── DATA ENTRIES ──
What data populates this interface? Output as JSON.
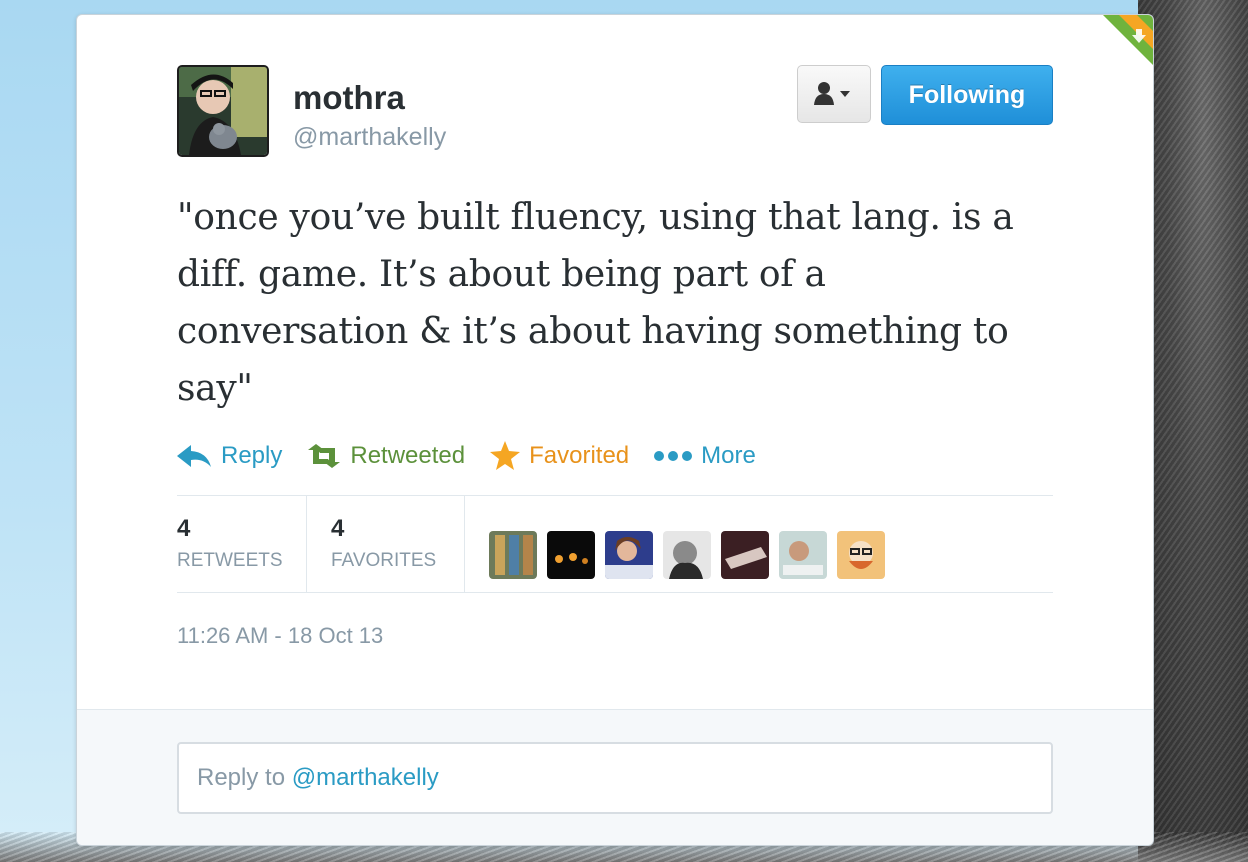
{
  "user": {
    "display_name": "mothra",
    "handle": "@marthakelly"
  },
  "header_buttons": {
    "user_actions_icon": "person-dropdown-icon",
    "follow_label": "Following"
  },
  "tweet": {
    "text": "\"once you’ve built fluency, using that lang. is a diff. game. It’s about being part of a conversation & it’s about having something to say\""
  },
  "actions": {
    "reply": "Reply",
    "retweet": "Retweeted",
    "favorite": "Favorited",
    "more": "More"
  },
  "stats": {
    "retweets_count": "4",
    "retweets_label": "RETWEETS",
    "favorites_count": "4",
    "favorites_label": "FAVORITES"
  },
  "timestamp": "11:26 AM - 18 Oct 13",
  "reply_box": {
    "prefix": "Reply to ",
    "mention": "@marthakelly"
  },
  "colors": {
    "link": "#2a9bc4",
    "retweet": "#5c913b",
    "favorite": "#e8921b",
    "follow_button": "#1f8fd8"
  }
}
───
── DATA ENTRIES ──
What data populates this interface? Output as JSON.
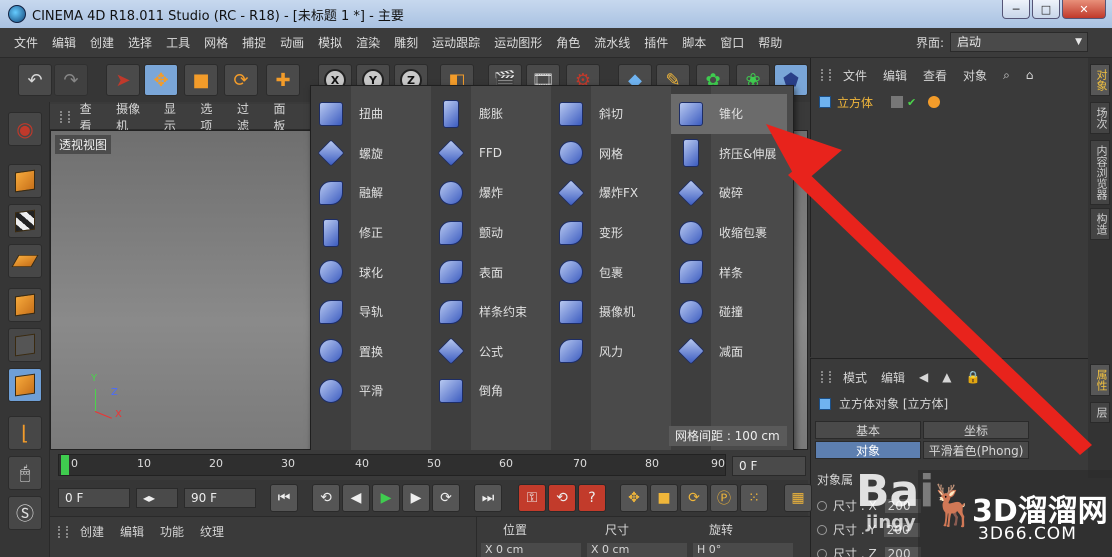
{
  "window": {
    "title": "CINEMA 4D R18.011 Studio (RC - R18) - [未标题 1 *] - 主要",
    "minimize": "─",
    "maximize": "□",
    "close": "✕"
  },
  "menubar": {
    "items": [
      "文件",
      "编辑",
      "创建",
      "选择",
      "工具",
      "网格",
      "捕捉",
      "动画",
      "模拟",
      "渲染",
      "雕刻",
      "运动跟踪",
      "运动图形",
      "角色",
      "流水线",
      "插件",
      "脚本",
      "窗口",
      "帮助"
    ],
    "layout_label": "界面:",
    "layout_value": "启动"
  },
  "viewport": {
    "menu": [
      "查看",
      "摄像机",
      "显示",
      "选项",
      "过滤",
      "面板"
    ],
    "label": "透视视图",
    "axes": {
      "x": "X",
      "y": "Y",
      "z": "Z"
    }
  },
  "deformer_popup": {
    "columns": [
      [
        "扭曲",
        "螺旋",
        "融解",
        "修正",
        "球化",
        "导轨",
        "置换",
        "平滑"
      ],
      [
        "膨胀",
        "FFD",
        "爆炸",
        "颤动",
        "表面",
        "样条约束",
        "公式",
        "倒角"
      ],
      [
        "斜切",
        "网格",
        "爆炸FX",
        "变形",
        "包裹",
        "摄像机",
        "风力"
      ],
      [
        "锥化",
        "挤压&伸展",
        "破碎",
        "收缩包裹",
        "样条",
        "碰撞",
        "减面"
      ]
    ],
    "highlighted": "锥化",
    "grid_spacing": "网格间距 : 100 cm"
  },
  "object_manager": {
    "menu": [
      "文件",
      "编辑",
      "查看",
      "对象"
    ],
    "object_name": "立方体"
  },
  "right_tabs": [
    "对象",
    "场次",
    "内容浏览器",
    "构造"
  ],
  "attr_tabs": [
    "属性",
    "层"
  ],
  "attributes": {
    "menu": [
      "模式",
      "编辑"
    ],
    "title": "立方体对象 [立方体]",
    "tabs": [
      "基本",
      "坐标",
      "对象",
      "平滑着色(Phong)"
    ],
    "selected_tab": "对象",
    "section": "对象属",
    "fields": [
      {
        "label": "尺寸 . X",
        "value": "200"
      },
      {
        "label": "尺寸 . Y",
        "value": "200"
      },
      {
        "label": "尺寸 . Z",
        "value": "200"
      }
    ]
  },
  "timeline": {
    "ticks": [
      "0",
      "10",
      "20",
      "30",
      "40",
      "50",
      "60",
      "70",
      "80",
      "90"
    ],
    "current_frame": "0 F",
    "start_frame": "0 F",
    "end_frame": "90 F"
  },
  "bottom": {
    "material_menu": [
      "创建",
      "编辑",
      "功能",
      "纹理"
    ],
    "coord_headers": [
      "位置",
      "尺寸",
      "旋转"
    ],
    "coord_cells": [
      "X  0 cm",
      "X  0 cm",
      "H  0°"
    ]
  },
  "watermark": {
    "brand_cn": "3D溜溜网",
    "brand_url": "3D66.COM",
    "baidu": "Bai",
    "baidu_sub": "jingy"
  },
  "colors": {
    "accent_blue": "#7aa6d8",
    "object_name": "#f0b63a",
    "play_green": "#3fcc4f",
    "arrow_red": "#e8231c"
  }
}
───
── DATA ENTRIES ──
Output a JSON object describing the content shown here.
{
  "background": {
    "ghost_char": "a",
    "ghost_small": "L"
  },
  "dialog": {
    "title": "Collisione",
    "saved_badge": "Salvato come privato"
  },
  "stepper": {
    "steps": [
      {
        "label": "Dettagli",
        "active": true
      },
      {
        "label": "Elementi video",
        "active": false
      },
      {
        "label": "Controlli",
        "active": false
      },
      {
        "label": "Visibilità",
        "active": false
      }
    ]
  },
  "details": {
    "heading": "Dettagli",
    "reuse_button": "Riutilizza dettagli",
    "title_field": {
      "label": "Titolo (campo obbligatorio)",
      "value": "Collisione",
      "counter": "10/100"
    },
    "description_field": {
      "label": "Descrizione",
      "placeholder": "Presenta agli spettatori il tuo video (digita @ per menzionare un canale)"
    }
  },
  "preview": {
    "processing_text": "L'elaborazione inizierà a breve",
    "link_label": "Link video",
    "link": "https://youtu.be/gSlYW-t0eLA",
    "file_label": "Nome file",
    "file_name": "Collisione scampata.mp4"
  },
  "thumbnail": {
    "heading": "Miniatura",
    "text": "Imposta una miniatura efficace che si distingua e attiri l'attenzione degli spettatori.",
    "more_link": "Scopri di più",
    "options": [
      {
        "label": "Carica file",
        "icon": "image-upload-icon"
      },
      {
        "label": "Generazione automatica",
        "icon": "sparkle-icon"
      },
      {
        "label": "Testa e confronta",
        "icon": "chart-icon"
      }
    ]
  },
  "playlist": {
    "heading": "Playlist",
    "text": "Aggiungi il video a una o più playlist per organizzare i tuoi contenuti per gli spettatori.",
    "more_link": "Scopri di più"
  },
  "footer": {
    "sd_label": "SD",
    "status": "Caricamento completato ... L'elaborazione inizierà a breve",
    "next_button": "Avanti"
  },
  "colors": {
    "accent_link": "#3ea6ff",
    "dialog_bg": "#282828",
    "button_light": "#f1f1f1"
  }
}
───
SHORT EXERCISE: In the listing, find every line with the word "inizierà" and state how many there are, nothing more.

OUTPUT FOR THIS TASK: 2